[Records that describe figures]
┄┄┄┄┄┄┄┄┄┄┄┄┄┄┄┄┄┄┄┄

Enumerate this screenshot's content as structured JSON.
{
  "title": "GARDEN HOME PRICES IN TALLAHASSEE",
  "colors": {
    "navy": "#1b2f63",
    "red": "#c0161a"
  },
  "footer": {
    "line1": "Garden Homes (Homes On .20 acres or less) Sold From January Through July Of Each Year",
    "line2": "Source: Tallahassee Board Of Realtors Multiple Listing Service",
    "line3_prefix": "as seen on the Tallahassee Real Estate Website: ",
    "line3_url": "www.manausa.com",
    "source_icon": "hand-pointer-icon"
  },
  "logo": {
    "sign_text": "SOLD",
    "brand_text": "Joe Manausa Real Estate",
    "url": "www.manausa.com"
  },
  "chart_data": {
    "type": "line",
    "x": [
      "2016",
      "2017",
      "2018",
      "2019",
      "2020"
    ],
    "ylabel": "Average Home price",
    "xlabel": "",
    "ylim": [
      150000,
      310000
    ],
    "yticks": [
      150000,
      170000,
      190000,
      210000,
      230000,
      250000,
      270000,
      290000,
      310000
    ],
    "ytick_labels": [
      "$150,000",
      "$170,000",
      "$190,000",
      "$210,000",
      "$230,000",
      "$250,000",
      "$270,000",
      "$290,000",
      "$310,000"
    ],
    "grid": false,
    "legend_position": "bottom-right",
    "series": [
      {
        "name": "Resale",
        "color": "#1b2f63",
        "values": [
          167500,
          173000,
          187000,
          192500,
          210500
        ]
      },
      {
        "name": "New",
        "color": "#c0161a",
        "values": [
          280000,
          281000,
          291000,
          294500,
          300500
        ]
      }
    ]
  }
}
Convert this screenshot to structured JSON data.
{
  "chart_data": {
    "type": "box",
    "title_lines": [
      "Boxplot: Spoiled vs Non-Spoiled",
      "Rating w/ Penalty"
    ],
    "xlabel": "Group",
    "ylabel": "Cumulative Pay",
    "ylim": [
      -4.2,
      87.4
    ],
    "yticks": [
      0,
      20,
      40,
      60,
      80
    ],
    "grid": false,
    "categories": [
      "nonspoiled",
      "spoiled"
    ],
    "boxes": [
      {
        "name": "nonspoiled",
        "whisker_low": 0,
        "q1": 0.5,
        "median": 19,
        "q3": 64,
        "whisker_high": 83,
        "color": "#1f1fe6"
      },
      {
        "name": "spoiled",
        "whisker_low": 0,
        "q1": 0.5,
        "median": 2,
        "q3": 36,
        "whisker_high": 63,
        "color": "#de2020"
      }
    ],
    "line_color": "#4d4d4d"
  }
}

┄┄┄┄┄┄┄┄┄┄┄┄┄┄┄┄┄┄┄┄

Set down all of the data above, word for word.

→ The solution
Enumerate this screenshot's content as structured JSON.
{
  "title": "GARDEN HOME PRICES IN TALLAHASSEE",
  "colors": {
    "navy": "#1b2f63",
    "red": "#c0161a"
  },
  "footer": {
    "line1": "Garden Homes (Homes On .20 acres or less) Sold From January Through July Of Each Year",
    "line2": "Source: Tallahassee Board Of Realtors Multiple Listing Service",
    "line3_prefix": "as seen on the Tallahassee Real Estate Website: ",
    "line3_url": "www.manausa.com",
    "source_icon": "hand-pointer-icon"
  },
  "logo": {
    "sign_text": "SOLD",
    "brand_text": "Joe Manausa Real Estate",
    "url": "www.manausa.com"
  },
  "chart_data": {
    "type": "line",
    "x": [
      "2016",
      "2017",
      "2018",
      "2019",
      "2020"
    ],
    "ylabel": "Average Home price",
    "xlabel": "",
    "ylim": [
      150000,
      310000
    ],
    "yticks": [
      150000,
      170000,
      190000,
      210000,
      230000,
      250000,
      270000,
      290000,
      310000
    ],
    "ytick_labels": [
      "$150,000",
      "$170,000",
      "$190,000",
      "$210,000",
      "$230,000",
      "$250,000",
      "$270,000",
      "$290,000",
      "$310,000"
    ],
    "grid": false,
    "legend_position": "bottom-right",
    "series": [
      {
        "name": "Resale",
        "color": "#1b2f63",
        "values": [
          167500,
          173000,
          187000,
          192500,
          210500
        ]
      },
      {
        "name": "New",
        "color": "#c0161a",
        "values": [
          280000,
          281000,
          291000,
          294500,
          300500
        ]
      }
    ]
  }
}
Convert this screenshot to structured JSON data.
{
  "chart_data": {
    "type": "box",
    "title_lines": [
      "Boxplot: Spoiled vs Non-Spoiled",
      "Rating w/ Penalty"
    ],
    "xlabel": "Group",
    "ylabel": "Cumulative Pay",
    "ylim": [
      -4.2,
      87.4
    ],
    "yticks": [
      0,
      20,
      40,
      60,
      80
    ],
    "grid": false,
    "categories": [
      "nonspoiled",
      "spoiled"
    ],
    "boxes": [
      {
        "name": "nonspoiled",
        "whisker_low": 0,
        "q1": 0.5,
        "median": 19,
        "q3": 64,
        "whisker_high": 83,
        "color": "#1f1fe6"
      },
      {
        "name": "spoiled",
        "whisker_low": 0,
        "q1": 0.5,
        "median": 2,
        "q3": 36,
        "whisker_high": 63,
        "color": "#de2020"
      }
    ],
    "line_color": "#4d4d4d"
  }
}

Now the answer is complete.